● **Stated goal**
Pick out every line in the data below that holds "fill".

Data items
>>>>

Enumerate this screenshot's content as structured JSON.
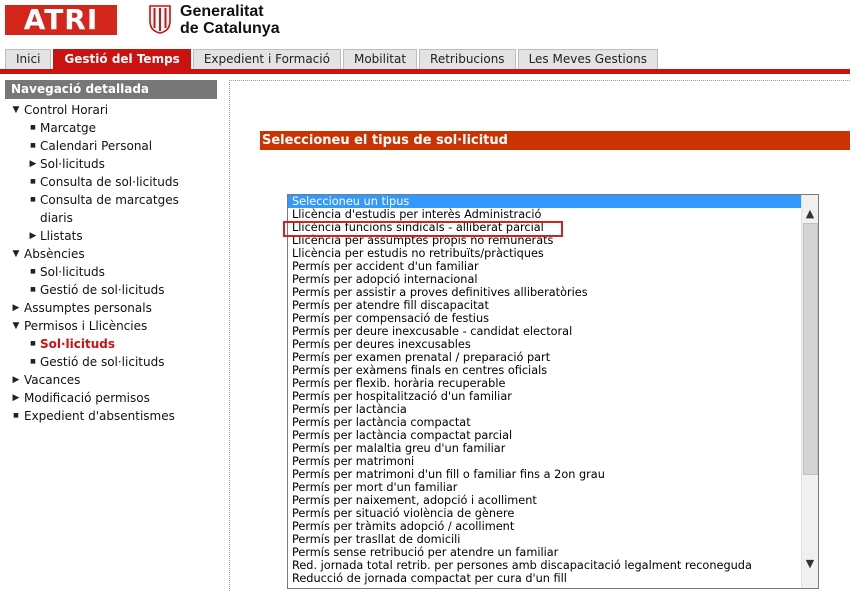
{
  "header": {
    "atri_logo": "ATRI",
    "gencat_line1": "Generalitat",
    "gencat_line2": "de Catalunya"
  },
  "tabs": [
    "Inici",
    "Gestió del Temps",
    "Expedient i Formació",
    "Mobilitat",
    "Retribucions",
    "Les Meves Gestions"
  ],
  "active_tab": "Gestió del Temps",
  "nav": {
    "title": "Navegació detallada",
    "items": [
      {
        "label": "Control Horari",
        "level": 1,
        "icon": "triangle-down"
      },
      {
        "label": "Marcatge",
        "level": 2,
        "icon": "square-bullet"
      },
      {
        "label": "Calendari Personal",
        "level": 2,
        "icon": "square-bullet"
      },
      {
        "label": "Sol·licituds",
        "level": 2,
        "icon": "triangle-right"
      },
      {
        "label": "Consulta de sol·licituds",
        "level": 2,
        "icon": "square-bullet"
      },
      {
        "label": "Consulta de marcatges",
        "level": 2,
        "icon": "square-bullet"
      },
      {
        "label": "diaris",
        "level": 2,
        "icon": "none"
      },
      {
        "label": "Llistats",
        "level": 2,
        "icon": "triangle-right"
      },
      {
        "label": "Absències",
        "level": 1,
        "icon": "triangle-down"
      },
      {
        "label": "Sol·licituds",
        "level": 2,
        "icon": "square-bullet"
      },
      {
        "label": "Gestió de sol·licituds",
        "level": 2,
        "icon": "square-bullet"
      },
      {
        "label": "Assumptes personals",
        "level": 1,
        "icon": "triangle-right"
      },
      {
        "label": "Permisos i Llicències",
        "level": 1,
        "icon": "triangle-down"
      },
      {
        "label": "Sol·licituds",
        "level": 2,
        "icon": "square-bullet",
        "active": true
      },
      {
        "label": "Gestió de sol·licituds",
        "level": 2,
        "icon": "square-bullet"
      },
      {
        "label": "Vacances",
        "level": 1,
        "icon": "triangle-right"
      },
      {
        "label": "Modificació permisos",
        "level": 1,
        "icon": "triangle-right"
      },
      {
        "label": "Expedient d'absentismes",
        "level": 1,
        "icon": "square-bullet"
      }
    ]
  },
  "main": {
    "section_title": "Seleccioneu el tipus de sol·licitud",
    "listbox": {
      "selected_index": 0,
      "highlighted_index": 2,
      "options": [
        "Seleccioneu un tipus",
        "Llicència d'estudis per interès Administració",
        "Llicència funcions sindicals - alliberat parcial",
        "Llicència per assumptes propis no remunerats",
        "Llicència per estudis no retribuïts/pràctiques",
        "Permís per accident d'un familiar",
        "Permís per adopció internacional",
        "Permís per assistir a proves definitives alliberatòries",
        "Permís per atendre fill discapacitat",
        "Permís per compensació de festius",
        "Permís per deure inexcusable - candidat electoral",
        "Permís per deures inexcusables",
        "Permís per examen prenatal / preparació part",
        "Permís per exàmens finals en centres oficials",
        "Permís per flexib. horària recuperable",
        "Permís per hospitalització d'un familiar",
        "Permís per lactància",
        "Permís per lactància compactat",
        "Permís per lactància compactat parcial",
        "Permís per malaltia greu d'un familiar",
        "Permís per matrimoni",
        "Permís per matrimoni d'un fill o familiar fins a 2on grau",
        "Permís per mort d'un familiar",
        "Permís per naixement, adopció i acolliment",
        "Permís per situació violència de gènere",
        "Permís per tràmits adopció / acolliment",
        "Permís per trasllat de domicili",
        "Permís sense retribució per atendre un familiar",
        "Red. jornada total retrib. per persones amb discapacitació legalment reconeguda",
        "Reducció de jornada compactat per cura d'un fill"
      ]
    }
  },
  "colors": {
    "brand_red": "#cc1111",
    "section_orange": "#cc3300",
    "selection_blue": "#3399ff",
    "highlight_border": "#d92020"
  }
}
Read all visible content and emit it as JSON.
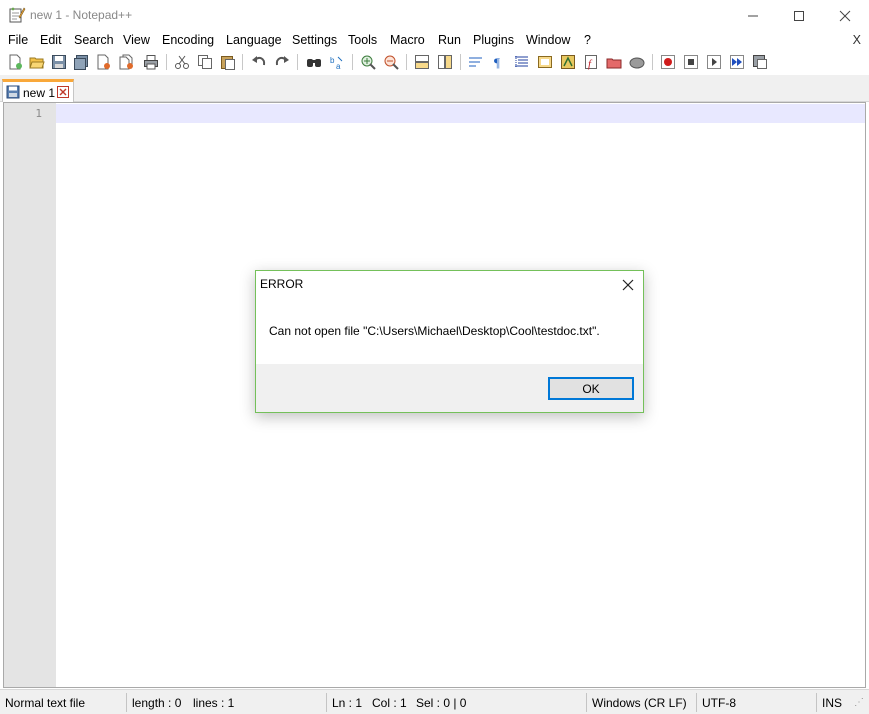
{
  "window": {
    "title": "new 1 - Notepad++",
    "minimize_glyph": "—",
    "maximize_glyph": "☐",
    "close_glyph": "✕"
  },
  "menu": {
    "items": [
      "File",
      "Edit",
      "Search",
      "View",
      "Encoding",
      "Language",
      "Settings",
      "Tools",
      "Macro",
      "Run",
      "Plugins",
      "Window",
      "?"
    ],
    "close_doc": "X"
  },
  "toolbar": {
    "icons": [
      "new-file-icon",
      "open-file-icon",
      "save-icon",
      "save-all-icon",
      "close-icon",
      "close-all-icon",
      "print-icon",
      "cut-icon",
      "copy-icon",
      "paste-icon",
      "undo-icon",
      "redo-icon",
      "find-icon",
      "replace-icon",
      "zoom-in-icon",
      "zoom-out-icon",
      "sync-vertical-icon",
      "sync-horizontal-icon",
      "word-wrap-icon",
      "show-all-chars-icon",
      "indent-guide-icon",
      "doc-map-icon",
      "function-list-icon",
      "folder-as-workspace-icon",
      "doc-list-icon",
      "monitoring-icon",
      "record-macro-icon",
      "stop-macro-icon",
      "play-macro-icon",
      "run-macro-multiple-icon",
      "save-macro-icon"
    ]
  },
  "tabs": [
    {
      "label": "new 1",
      "icon": "saved-file-icon",
      "close_icon": "tab-close-icon"
    }
  ],
  "editor": {
    "line_numbers": [
      "1"
    ],
    "content": ""
  },
  "statusbar": {
    "file_type": "Normal text file",
    "length": "length : 0",
    "lines": "lines : 1",
    "ln": "Ln : 1",
    "col": "Col : 1",
    "sel": "Sel : 0 | 0",
    "eol": "Windows (CR LF)",
    "encoding": "UTF-8",
    "mode": "INS"
  },
  "dialog": {
    "title": "ERROR",
    "message": "Can not open file \"C:\\Users\\Michael\\Desktop\\Cool\\testdoc.txt\".",
    "ok_label": "OK",
    "accent": "#74c05a",
    "ok_border": "#0078d7"
  },
  "colors": {
    "tab_accent": "#f9a83a",
    "caret_line": "#e8e8ff",
    "gutter": "#e4e4e4"
  }
}
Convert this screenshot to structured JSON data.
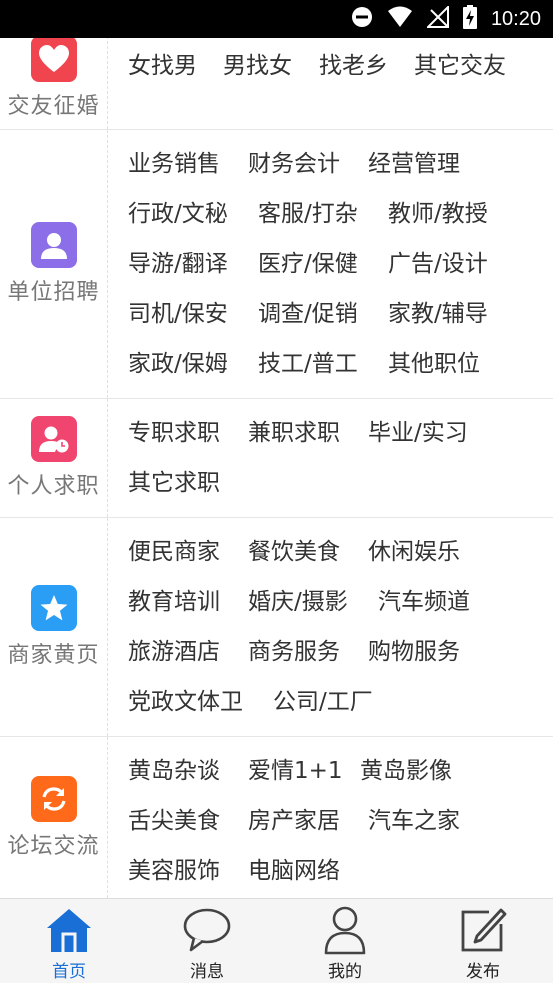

<<<<

● **Solved exercise**
        "Permís per atendre fill discapacitat",
        "Permís per matrimoni d'un fill o familiar fins a 2on grau",
        "Reducció de jornada compactat per cura d'un fill"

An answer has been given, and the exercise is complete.